=== Section Start ===

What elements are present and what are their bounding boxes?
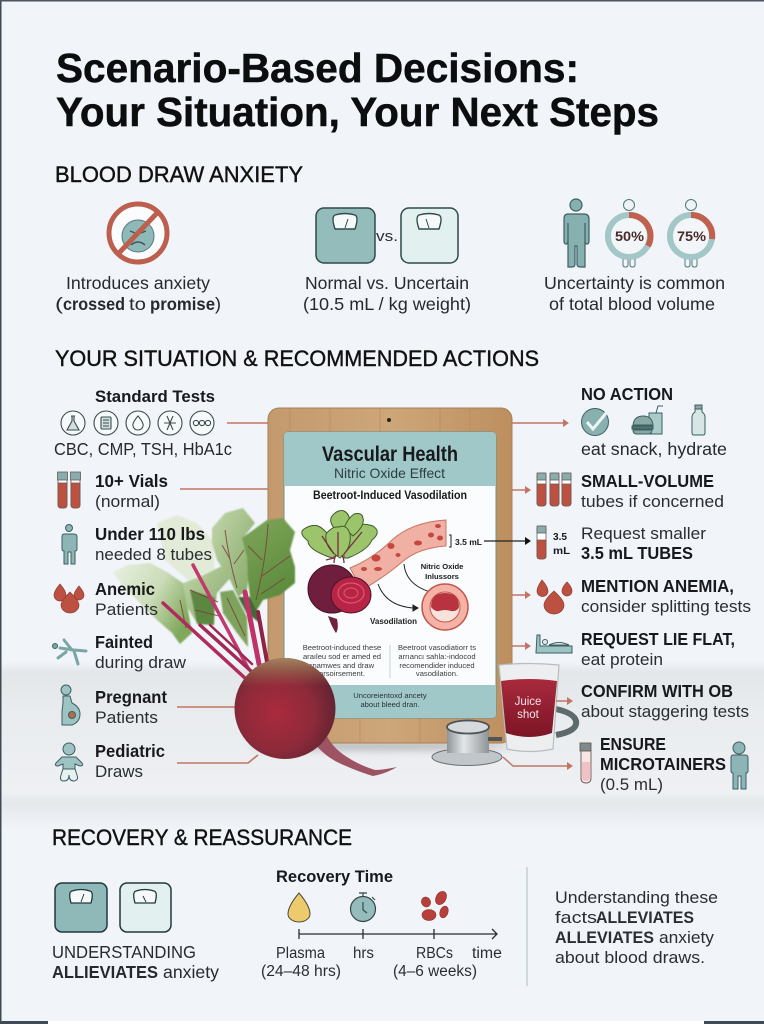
label: vs: vs. xyxy=(376,228,398,245)
right item: confirm with OB: about staggering tests xyxy=(581,702,749,721)
card text: left column: araıleu sod er amed ed xyxy=(303,652,381,661)
timeline labels: (24–48 hrs) xyxy=(261,963,341,980)
text: mention anemia xyxy=(581,576,751,616)
text: small volume xyxy=(581,471,724,511)
card footer text: Uncoreientoxd ancety xyxy=(353,691,427,700)
text: under 110 lbs: needed 8 tubes xyxy=(95,545,212,564)
card text: left column: Beetroot-induced these xyxy=(303,643,381,652)
card text: right column: Beetroot vasodiatiorr ts xyxy=(398,643,476,652)
text: understanding: anxiety xyxy=(163,962,219,982)
text: vials: (normal) xyxy=(95,492,160,511)
card heading xyxy=(322,443,458,481)
timeline labels: Plasma xyxy=(276,945,325,962)
icon: pregnant figure xyxy=(61,685,80,725)
icon: blood drops xyxy=(54,584,84,613)
right item: confirm with OB: CONFIRM WITH OB xyxy=(581,681,733,701)
card text: right column: vasodilation. xyxy=(416,669,458,678)
text: uncertainty xyxy=(544,273,725,314)
text: vials: 10+ Vials xyxy=(95,471,168,491)
label: nitric oxide: Nitric Oxide xyxy=(421,562,463,571)
text: request smaller: Request smaller xyxy=(581,524,706,543)
text: microtainers xyxy=(600,734,726,794)
text: lie flat: eat protein xyxy=(581,650,663,669)
chart: 50 percent donut xyxy=(608,200,651,267)
icon: crossed-out anxious face xyxy=(109,204,167,262)
right item: lie flat xyxy=(536,629,735,669)
icon: baby xyxy=(55,743,83,781)
beetroot with leaves xyxy=(113,508,397,776)
icon: stopwatch xyxy=(350,893,376,922)
juice label: shot xyxy=(517,709,540,721)
timeline labels xyxy=(261,945,502,980)
label: nitric oxide: Inlussors xyxy=(425,572,459,581)
panel: understanding xyxy=(52,883,219,982)
text: normal vs uncertain: (10.5 mL / kg weight) xyxy=(303,294,471,314)
icon: burger and drink xyxy=(632,406,663,434)
left item: under 110 lbs xyxy=(62,524,212,564)
text: lie flat xyxy=(581,629,735,669)
beet root xyxy=(311,732,397,776)
text: anemic xyxy=(95,579,158,619)
icon: bed xyxy=(536,635,572,653)
right item: anemia xyxy=(537,576,751,616)
juice glass xyxy=(499,664,559,752)
closing message: Understanding these xyxy=(555,888,718,907)
icon: person xyxy=(62,524,77,564)
arrows: right connectors xyxy=(503,419,573,770)
leaves xyxy=(113,508,295,647)
card text: right column: arrıancı sahla:-indocod xyxy=(398,652,476,661)
label: 3.5 mL xyxy=(553,532,570,557)
closing message xyxy=(555,888,718,967)
closing message: ALLEVIATES xyxy=(596,908,694,927)
text: test list: CBC, CMP, TSH, HbA1c xyxy=(54,439,232,459)
heading: no action: NO ACTION xyxy=(581,384,673,404)
panel: recovery time xyxy=(261,867,502,980)
card text: left column: orsoirsement. xyxy=(319,669,365,678)
contact shadow xyxy=(250,742,510,750)
illustration: vessel cross-section xyxy=(422,584,468,630)
title xyxy=(56,45,659,135)
timeline labels: RBCs xyxy=(416,945,453,962)
text: pediatric xyxy=(95,741,165,781)
chart: 50 percent donut: 50% xyxy=(615,228,645,244)
text: anemic: Patients xyxy=(95,600,158,619)
icon: normal scale xyxy=(316,208,375,263)
section heading: blood draw anxiety: BLOOD DRAW ANXIETY xyxy=(55,162,303,187)
text: introduces anxiety: to xyxy=(129,294,146,314)
text: pediatric: Draws xyxy=(95,762,143,781)
left item: anemic xyxy=(54,579,158,619)
illustration: beet with vessel xyxy=(302,511,446,633)
icon: microtainer xyxy=(580,743,591,783)
section heading: your situation: YOUR SITUATION & RECOMMENDED ACTIONS xyxy=(55,346,539,371)
closing message: ALLEVIATES xyxy=(555,928,654,947)
section heading: recovery: RECOVERY & REASSURANCE xyxy=(52,825,352,850)
icon: falling person xyxy=(52,640,86,664)
label: 3.5 mL bracket: 3.5 mL xyxy=(455,537,482,547)
closing message: anxiety xyxy=(659,928,714,947)
left item: pregnant xyxy=(61,685,167,727)
text: lie flat: REQUEST LIE FLAT, xyxy=(581,629,735,649)
arrows: to vessel section xyxy=(378,564,437,611)
connector lines: left xyxy=(177,423,268,763)
juice label: Juice xyxy=(515,696,541,708)
text: introduces anxiety: promise xyxy=(150,294,215,314)
card footer text: about bleed dran. xyxy=(360,700,420,709)
icon: check mark xyxy=(582,408,608,436)
text: microtainers: ENSURE xyxy=(600,734,666,754)
closing message: about blood draws. xyxy=(555,948,705,967)
text: uncertainty: Uncertainty is common xyxy=(544,273,725,293)
icons: lab test circles xyxy=(61,411,214,435)
closing message: facts xyxy=(555,908,597,927)
chart: 75 percent donut: 75% xyxy=(677,228,707,244)
left column: standard tests xyxy=(54,387,232,459)
text: mention anemia: MENTION ANEMIA, xyxy=(581,576,734,596)
text: small volume: SMALL-VOLUME xyxy=(581,471,714,491)
panel: normal vs uncertain xyxy=(303,208,471,314)
text: normal vs uncertain: Normal vs. Uncertain xyxy=(305,273,469,293)
text: pediatric: Pediatric xyxy=(95,741,165,761)
beet slice xyxy=(331,577,371,613)
text: introduces anxiety: ( xyxy=(55,294,63,314)
text: pregnant: Patients xyxy=(95,708,158,727)
panel: blood volume figures xyxy=(544,199,725,314)
arrow: 3.5 mL to tube xyxy=(484,537,531,545)
text: eat snack: eat snack, hydrate xyxy=(581,439,727,459)
icon: water bottle xyxy=(692,405,705,435)
text: fainted xyxy=(95,632,187,672)
text: pregnant xyxy=(95,687,167,727)
title: Your Situation, Your Next Steps xyxy=(56,89,659,135)
icon: uncertain scale xyxy=(401,208,458,263)
leaves xyxy=(302,511,377,558)
icon: filled scale xyxy=(55,883,107,932)
text: uncertainty: of total blood volume xyxy=(549,294,715,314)
label: 3.5 mL: mL xyxy=(553,546,570,557)
small beet root xyxy=(328,616,338,633)
text: under 110 lbs: Under 110 lbs xyxy=(95,524,205,544)
left item: fainted xyxy=(52,632,187,672)
timeline labels: (4–6 weeks) xyxy=(393,963,477,980)
icon: two vials xyxy=(58,472,80,508)
text: understanding: ALLIEVIATES xyxy=(52,962,158,982)
card heading: Vascular Health xyxy=(322,443,458,466)
text: vials xyxy=(95,471,168,511)
icon: person xyxy=(564,199,589,267)
text: introduces anxiety: crossed xyxy=(63,294,125,314)
left item: vials xyxy=(58,471,168,511)
heading: recovery time: Recovery Time xyxy=(276,867,393,886)
text: understanding xyxy=(52,942,219,982)
right item: smaller tubes xyxy=(537,524,706,563)
text: microtainers: (0.5 mL) xyxy=(600,775,663,794)
right item: small volume xyxy=(537,471,724,511)
card heading: Nitric Oxide Effect xyxy=(334,465,445,481)
icon: small tube xyxy=(537,526,546,559)
stems xyxy=(163,565,267,679)
timeline labels: hrs xyxy=(353,945,374,962)
label: 3.5 mL: 3.5 xyxy=(553,532,567,543)
stethoscope xyxy=(432,709,576,766)
label: vasodilation: Vasodilation xyxy=(370,617,417,626)
text: small volume: tubes if concerned xyxy=(581,492,724,511)
text: introduces anxiety: Introduces anxiety xyxy=(66,273,210,293)
juice label xyxy=(515,696,541,721)
card text: right column xyxy=(398,643,476,678)
title: Scenario-Based Decisions: xyxy=(56,45,579,91)
card footer text xyxy=(353,691,427,709)
text: normal vs uncertain xyxy=(303,273,471,314)
card text: left column xyxy=(303,643,381,678)
wooden clipboard panel xyxy=(268,408,512,743)
heading: standard tests: Standard Tests xyxy=(95,387,215,406)
icon: light scale xyxy=(120,883,171,932)
card text: left column: rnamwes and draw xyxy=(310,661,375,670)
right item: no action xyxy=(581,384,727,459)
icon: child figure xyxy=(731,742,748,789)
icon: red blood cells xyxy=(420,889,450,920)
label: nitric oxide xyxy=(421,562,463,581)
chart: 75 percent donut xyxy=(670,200,712,267)
text: understanding: UNDERSTANDING xyxy=(52,942,196,962)
text: fainted: during draw xyxy=(95,653,187,672)
text: anemic: Anemic xyxy=(95,579,155,599)
timeline axis xyxy=(299,929,497,939)
text: request smaller: 3.5 mL TUBES xyxy=(581,543,693,563)
icon: plasma drop xyxy=(288,893,310,922)
icon: drops xyxy=(537,580,572,614)
table surface xyxy=(0,662,764,830)
right item: microtainers xyxy=(580,734,748,794)
card text: right column: recomendider induced xyxy=(399,661,475,670)
label: 3.5 mL bracket xyxy=(449,535,482,547)
vascular card xyxy=(284,432,496,718)
timeline labels: time xyxy=(472,945,502,962)
text: under 110 lbs xyxy=(95,524,212,564)
text: request smaller xyxy=(581,524,706,563)
text: pregnant: Pregnant xyxy=(95,687,167,707)
text: microtainers: MICROTAINERS xyxy=(600,754,726,774)
icon: three tubes xyxy=(537,473,571,506)
text: fainted: Fainted xyxy=(95,632,153,652)
left item: pediatric xyxy=(55,741,165,781)
panel: anxiety item xyxy=(55,204,221,314)
card subheading: Beetroot-Induced Vasodilation xyxy=(313,490,467,502)
text: mention anemia: consider splitting tests xyxy=(581,597,751,616)
text: introduces anxiety: ) xyxy=(215,294,221,314)
text: introduces anxiety xyxy=(55,273,221,314)
blood vessel xyxy=(350,520,446,590)
right item: confirm with OB xyxy=(581,681,749,721)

=== Section End ===

◆ YOUR INSTRUCTIONS
Lines holding the word "anemia" in the entries above are the ones to pull out. Copy them all.

◆ SOLUTION TO THE PROBLEM
text: mention anemia xyxy=(581,576,751,616)
right item: anemia xyxy=(537,576,751,616)
text: mention anemia: MENTION ANEMIA, xyxy=(581,576,734,596)
text: mention anemia: consider splitting tests xyxy=(581,597,751,616)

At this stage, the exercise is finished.